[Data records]
[Begin]
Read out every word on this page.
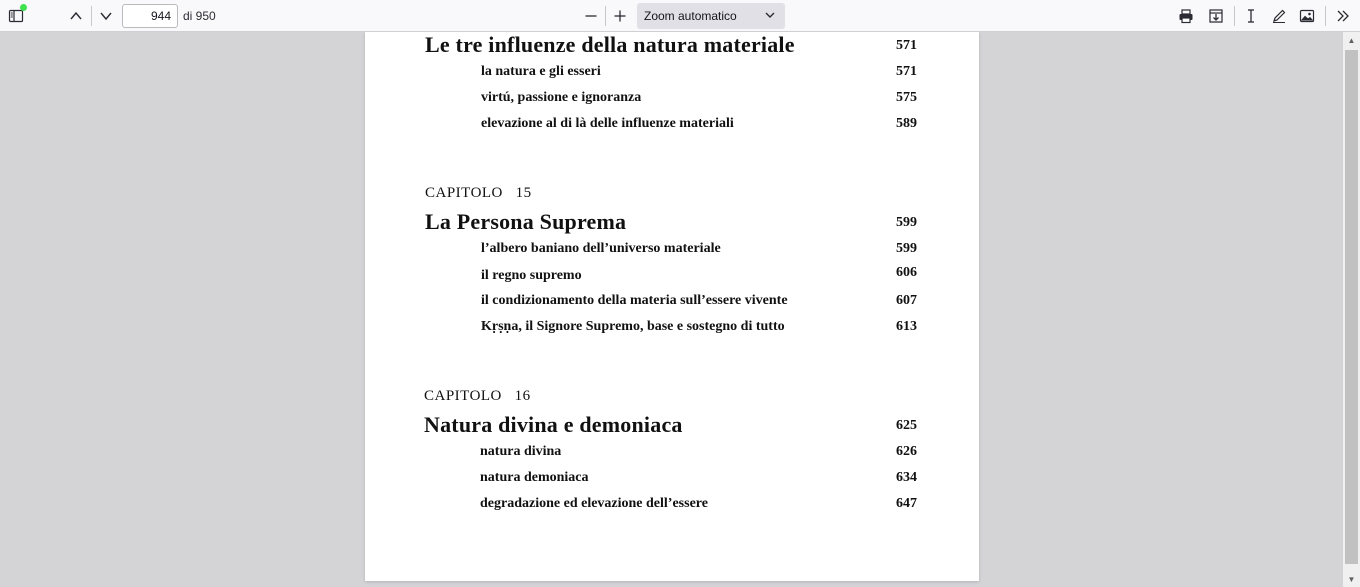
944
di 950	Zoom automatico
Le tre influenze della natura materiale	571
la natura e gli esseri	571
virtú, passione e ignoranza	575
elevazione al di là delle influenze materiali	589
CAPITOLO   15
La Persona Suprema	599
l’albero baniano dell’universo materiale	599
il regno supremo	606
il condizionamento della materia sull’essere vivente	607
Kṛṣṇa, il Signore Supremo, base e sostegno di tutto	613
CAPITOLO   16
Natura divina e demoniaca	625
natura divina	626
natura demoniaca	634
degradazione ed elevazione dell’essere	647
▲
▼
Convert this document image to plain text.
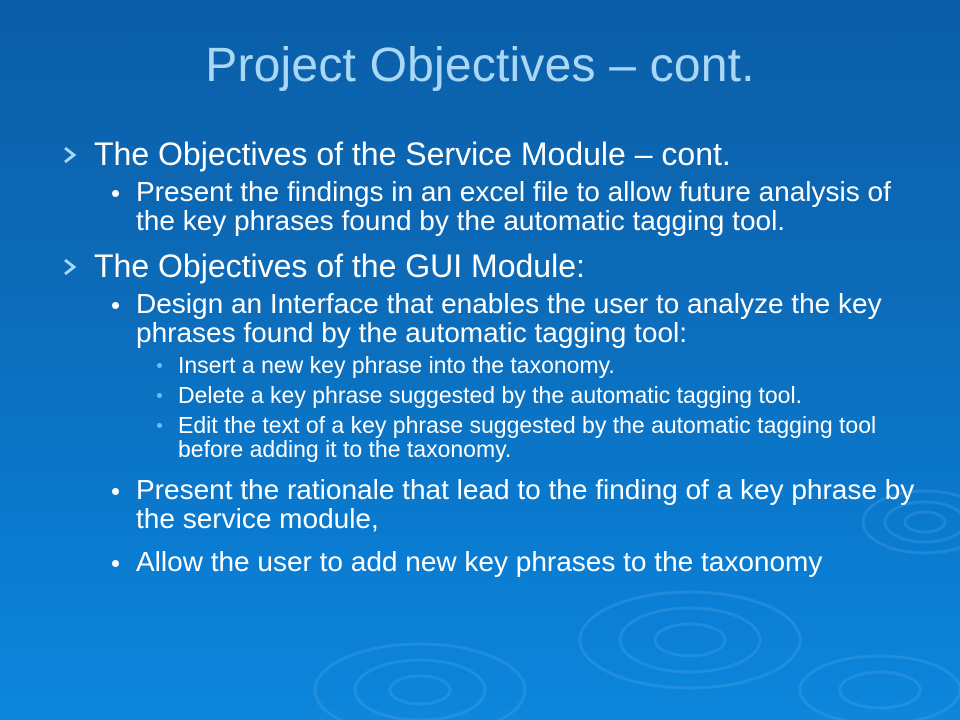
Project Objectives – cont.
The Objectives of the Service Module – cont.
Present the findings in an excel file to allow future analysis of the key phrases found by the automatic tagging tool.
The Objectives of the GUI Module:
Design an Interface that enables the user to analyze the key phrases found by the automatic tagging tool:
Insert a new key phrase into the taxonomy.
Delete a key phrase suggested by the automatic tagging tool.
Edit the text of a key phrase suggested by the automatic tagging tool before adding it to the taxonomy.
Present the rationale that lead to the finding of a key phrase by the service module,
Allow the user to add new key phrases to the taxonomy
[End]
Output all the records, word for word, with no pictures in the copy.

Read out every word on this page.
944
di 950	Zoom automatico
Le tre influenze della natura materiale	571
la natura e gli esseri	571
virtú, passione e ignoranza	575
elevazione al di là delle influenze materiali	589
CAPITOLO   15
La Persona Suprema	599
l’albero baniano dell’universo materiale	599
il regno supremo	606
il condizionamento della materia sull’essere vivente	607
Kṛṣṇa, il Signore Supremo, base e sostegno di tutto	613
CAPITOLO   16
Natura divina e demoniaca	625
natura divina	626
natura demoniaca	634
degradazione ed elevazione dell’essere	647
▲
▼
Convert this document image to plain text.
Project Objectives – cont.
The Objectives of the Service Module – cont.
Present the findings in an excel file to allow future analysis of the key phrases found by the automatic tagging tool.
The Objectives of the GUI Module:
Design an Interface that enables the user to analyze the key phrases found by the automatic tagging tool:
Insert a new key phrase into the taxonomy.
Delete a key phrase suggested by the automatic tagging tool.
Edit the text of a key phrase suggested by the automatic tagging tool before adding it to the taxonomy.
Present the rationale that lead to the finding of a key phrase by the service module,
Allow the user to add new key phrases to the taxonomy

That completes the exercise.